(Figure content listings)
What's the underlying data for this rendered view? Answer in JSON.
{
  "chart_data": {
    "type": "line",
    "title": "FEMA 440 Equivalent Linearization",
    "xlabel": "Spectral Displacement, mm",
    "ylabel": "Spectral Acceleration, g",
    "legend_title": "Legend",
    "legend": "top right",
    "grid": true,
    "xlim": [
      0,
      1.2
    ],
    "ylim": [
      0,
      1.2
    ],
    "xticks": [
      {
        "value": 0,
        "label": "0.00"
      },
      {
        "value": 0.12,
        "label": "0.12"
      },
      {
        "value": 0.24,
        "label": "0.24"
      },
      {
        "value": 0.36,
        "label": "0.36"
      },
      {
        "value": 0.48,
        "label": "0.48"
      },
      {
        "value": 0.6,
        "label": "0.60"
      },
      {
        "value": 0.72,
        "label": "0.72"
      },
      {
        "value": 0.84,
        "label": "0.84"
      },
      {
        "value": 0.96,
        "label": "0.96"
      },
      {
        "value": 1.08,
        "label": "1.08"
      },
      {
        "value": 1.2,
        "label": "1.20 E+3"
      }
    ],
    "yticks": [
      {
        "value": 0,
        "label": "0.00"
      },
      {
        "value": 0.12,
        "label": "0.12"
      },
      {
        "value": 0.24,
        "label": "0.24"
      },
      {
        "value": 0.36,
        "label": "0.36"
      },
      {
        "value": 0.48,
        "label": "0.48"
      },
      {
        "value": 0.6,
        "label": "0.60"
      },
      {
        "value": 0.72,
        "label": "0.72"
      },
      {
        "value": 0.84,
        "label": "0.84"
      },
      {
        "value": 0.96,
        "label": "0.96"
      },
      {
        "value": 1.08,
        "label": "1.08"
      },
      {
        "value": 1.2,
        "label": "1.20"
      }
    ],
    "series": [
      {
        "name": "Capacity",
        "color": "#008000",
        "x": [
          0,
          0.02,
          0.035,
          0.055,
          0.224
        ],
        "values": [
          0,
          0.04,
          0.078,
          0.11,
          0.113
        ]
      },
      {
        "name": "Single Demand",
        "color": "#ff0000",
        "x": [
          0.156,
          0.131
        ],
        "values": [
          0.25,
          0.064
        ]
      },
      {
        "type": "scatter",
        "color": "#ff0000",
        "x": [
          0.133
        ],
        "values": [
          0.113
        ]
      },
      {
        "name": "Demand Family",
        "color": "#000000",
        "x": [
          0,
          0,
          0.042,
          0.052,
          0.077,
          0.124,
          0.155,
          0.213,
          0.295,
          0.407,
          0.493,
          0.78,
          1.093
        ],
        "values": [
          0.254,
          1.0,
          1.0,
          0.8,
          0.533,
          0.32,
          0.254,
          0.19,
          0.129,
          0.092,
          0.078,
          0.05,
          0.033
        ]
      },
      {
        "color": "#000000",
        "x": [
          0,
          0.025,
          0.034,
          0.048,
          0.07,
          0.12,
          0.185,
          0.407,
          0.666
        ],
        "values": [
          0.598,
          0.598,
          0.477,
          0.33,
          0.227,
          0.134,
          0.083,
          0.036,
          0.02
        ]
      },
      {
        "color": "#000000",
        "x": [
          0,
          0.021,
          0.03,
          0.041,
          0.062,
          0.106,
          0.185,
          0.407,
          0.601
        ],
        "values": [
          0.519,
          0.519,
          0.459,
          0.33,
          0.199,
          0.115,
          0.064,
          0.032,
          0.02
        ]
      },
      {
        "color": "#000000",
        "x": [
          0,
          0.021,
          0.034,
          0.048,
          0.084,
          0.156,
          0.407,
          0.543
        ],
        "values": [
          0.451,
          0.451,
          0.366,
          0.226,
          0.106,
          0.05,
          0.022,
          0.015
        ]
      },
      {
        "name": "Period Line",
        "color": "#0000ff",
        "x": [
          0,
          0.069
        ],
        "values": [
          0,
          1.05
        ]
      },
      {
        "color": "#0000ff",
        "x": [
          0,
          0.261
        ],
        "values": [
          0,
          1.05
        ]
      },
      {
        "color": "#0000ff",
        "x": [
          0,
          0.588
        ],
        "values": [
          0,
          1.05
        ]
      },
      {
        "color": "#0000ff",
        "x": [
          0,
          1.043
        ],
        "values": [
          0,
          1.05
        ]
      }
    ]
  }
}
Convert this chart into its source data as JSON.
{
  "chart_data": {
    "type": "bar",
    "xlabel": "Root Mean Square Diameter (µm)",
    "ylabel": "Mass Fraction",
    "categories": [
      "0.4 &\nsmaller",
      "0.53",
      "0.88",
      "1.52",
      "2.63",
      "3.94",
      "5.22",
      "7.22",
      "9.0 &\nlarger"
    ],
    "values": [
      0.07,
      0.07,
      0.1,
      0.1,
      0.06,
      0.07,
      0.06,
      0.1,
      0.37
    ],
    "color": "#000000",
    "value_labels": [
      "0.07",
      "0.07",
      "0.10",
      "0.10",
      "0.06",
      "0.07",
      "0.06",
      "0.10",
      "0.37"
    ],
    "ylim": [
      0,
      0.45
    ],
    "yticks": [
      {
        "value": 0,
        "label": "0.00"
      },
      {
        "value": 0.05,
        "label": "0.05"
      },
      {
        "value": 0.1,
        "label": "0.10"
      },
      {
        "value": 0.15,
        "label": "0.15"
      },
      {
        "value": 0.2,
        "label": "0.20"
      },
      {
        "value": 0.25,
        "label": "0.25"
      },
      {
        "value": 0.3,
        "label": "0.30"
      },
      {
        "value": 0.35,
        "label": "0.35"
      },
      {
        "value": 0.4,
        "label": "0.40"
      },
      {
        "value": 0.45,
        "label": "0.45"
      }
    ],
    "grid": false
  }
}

## What the task requires
Every entry should be output exactly as written, please.

## Full output
What's the underlying data for this rendered view? Answer in JSON.
{
  "chart_data": {
    "type": "line",
    "title": "FEMA 440 Equivalent Linearization",
    "xlabel": "Spectral Displacement, mm",
    "ylabel": "Spectral Acceleration, g",
    "legend_title": "Legend",
    "legend": "top right",
    "grid": true,
    "xlim": [
      0,
      1.2
    ],
    "ylim": [
      0,
      1.2
    ],
    "xticks": [
      {
        "value": 0,
        "label": "0.00"
      },
      {
        "value": 0.12,
        "label": "0.12"
      },
      {
        "value": 0.24,
        "label": "0.24"
      },
      {
        "value": 0.36,
        "label": "0.36"
      },
      {
        "value": 0.48,
        "label": "0.48"
      },
      {
        "value": 0.6,
        "label": "0.60"
      },
      {
        "value": 0.72,
        "label": "0.72"
      },
      {
        "value": 0.84,
        "label": "0.84"
      },
      {
        "value": 0.96,
        "label": "0.96"
      },
      {
        "value": 1.08,
        "label": "1.08"
      },
      {
        "value": 1.2,
        "label": "1.20 E+3"
      }
    ],
    "yticks": [
      {
        "value": 0,
        "label": "0.00"
      },
      {
        "value": 0.12,
        "label": "0.12"
      },
      {
        "value": 0.24,
        "label": "0.24"
      },
      {
        "value": 0.36,
        "label": "0.36"
      },
      {
        "value": 0.48,
        "label": "0.48"
      },
      {
        "value": 0.6,
        "label": "0.60"
      },
      {
        "value": 0.72,
        "label": "0.72"
      },
      {
        "value": 0.84,
        "label": "0.84"
      },
      {
        "value": 0.96,
        "label": "0.96"
      },
      {
        "value": 1.08,
        "label": "1.08"
      },
      {
        "value": 1.2,
        "label": "1.20"
      }
    ],
    "series": [
      {
        "name": "Capacity",
        "color": "#008000",
        "x": [
          0,
          0.02,
          0.035,
          0.055,
          0.224
        ],
        "values": [
          0,
          0.04,
          0.078,
          0.11,
          0.113
        ]
      },
      {
        "name": "Single Demand",
        "color": "#ff0000",
        "x": [
          0.156,
          0.131
        ],
        "values": [
          0.25,
          0.064
        ]
      },
      {
        "type": "scatter",
        "color": "#ff0000",
        "x": [
          0.133
        ],
        "values": [
          0.113
        ]
      },
      {
        "name": "Demand Family",
        "color": "#000000",
        "x": [
          0,
          0,
          0.042,
          0.052,
          0.077,
          0.124,
          0.155,
          0.213,
          0.295,
          0.407,
          0.493,
          0.78,
          1.093
        ],
        "values": [
          0.254,
          1.0,
          1.0,
          0.8,
          0.533,
          0.32,
          0.254,
          0.19,
          0.129,
          0.092,
          0.078,
          0.05,
          0.033
        ]
      },
      {
        "color": "#000000",
        "x": [
          0,
          0.025,
          0.034,
          0.048,
          0.07,
          0.12,
          0.185,
          0.407,
          0.666
        ],
        "values": [
          0.598,
          0.598,
          0.477,
          0.33,
          0.227,
          0.134,
          0.083,
          0.036,
          0.02
        ]
      },
      {
        "color": "#000000",
        "x": [
          0,
          0.021,
          0.03,
          0.041,
          0.062,
          0.106,
          0.185,
          0.407,
          0.601
        ],
        "values": [
          0.519,
          0.519,
          0.459,
          0.33,
          0.199,
          0.115,
          0.064,
          0.032,
          0.02
        ]
      },
      {
        "color": "#000000",
        "x": [
          0,
          0.021,
          0.034,
          0.048,
          0.084,
          0.156,
          0.407,
          0.543
        ],
        "values": [
          0.451,
          0.451,
          0.366,
          0.226,
          0.106,
          0.05,
          0.022,
          0.015
        ]
      },
      {
        "name": "Period Line",
        "color": "#0000ff",
        "x": [
          0,
          0.069
        ],
        "values": [
          0,
          1.05
        ]
      },
      {
        "color": "#0000ff",
        "x": [
          0,
          0.261
        ],
        "values": [
          0,
          1.05
        ]
      },
      {
        "color": "#0000ff",
        "x": [
          0,
          0.588
        ],
        "values": [
          0,
          1.05
        ]
      },
      {
        "color": "#0000ff",
        "x": [
          0,
          1.043
        ],
        "values": [
          0,
          1.05
        ]
      }
    ]
  }
}
Convert this chart into its source data as JSON.
{
  "chart_data": {
    "type": "bar",
    "xlabel": "Root Mean Square Diameter (µm)",
    "ylabel": "Mass Fraction",
    "categories": [
      "0.4 &\nsmaller",
      "0.53",
      "0.88",
      "1.52",
      "2.63",
      "3.94",
      "5.22",
      "7.22",
      "9.0 &\nlarger"
    ],
    "values": [
      0.07,
      0.07,
      0.1,
      0.1,
      0.06,
      0.07,
      0.06,
      0.1,
      0.37
    ],
    "color": "#000000",
    "value_labels": [
      "0.07",
      "0.07",
      "0.10",
      "0.10",
      "0.06",
      "0.07",
      "0.06",
      "0.10",
      "0.37"
    ],
    "ylim": [
      0,
      0.45
    ],
    "yticks": [
      {
        "value": 0,
        "label": "0.00"
      },
      {
        "value": 0.05,
        "label": "0.05"
      },
      {
        "value": 0.1,
        "label": "0.10"
      },
      {
        "value": 0.15,
        "label": "0.15"
      },
      {
        "value": 0.2,
        "label": "0.20"
      },
      {
        "value": 0.25,
        "label": "0.25"
      },
      {
        "value": 0.3,
        "label": "0.30"
      },
      {
        "value": 0.35,
        "label": "0.35"
      },
      {
        "value": 0.4,
        "label": "0.40"
      },
      {
        "value": 0.45,
        "label": "0.45"
      }
    ],
    "grid": false
  }
}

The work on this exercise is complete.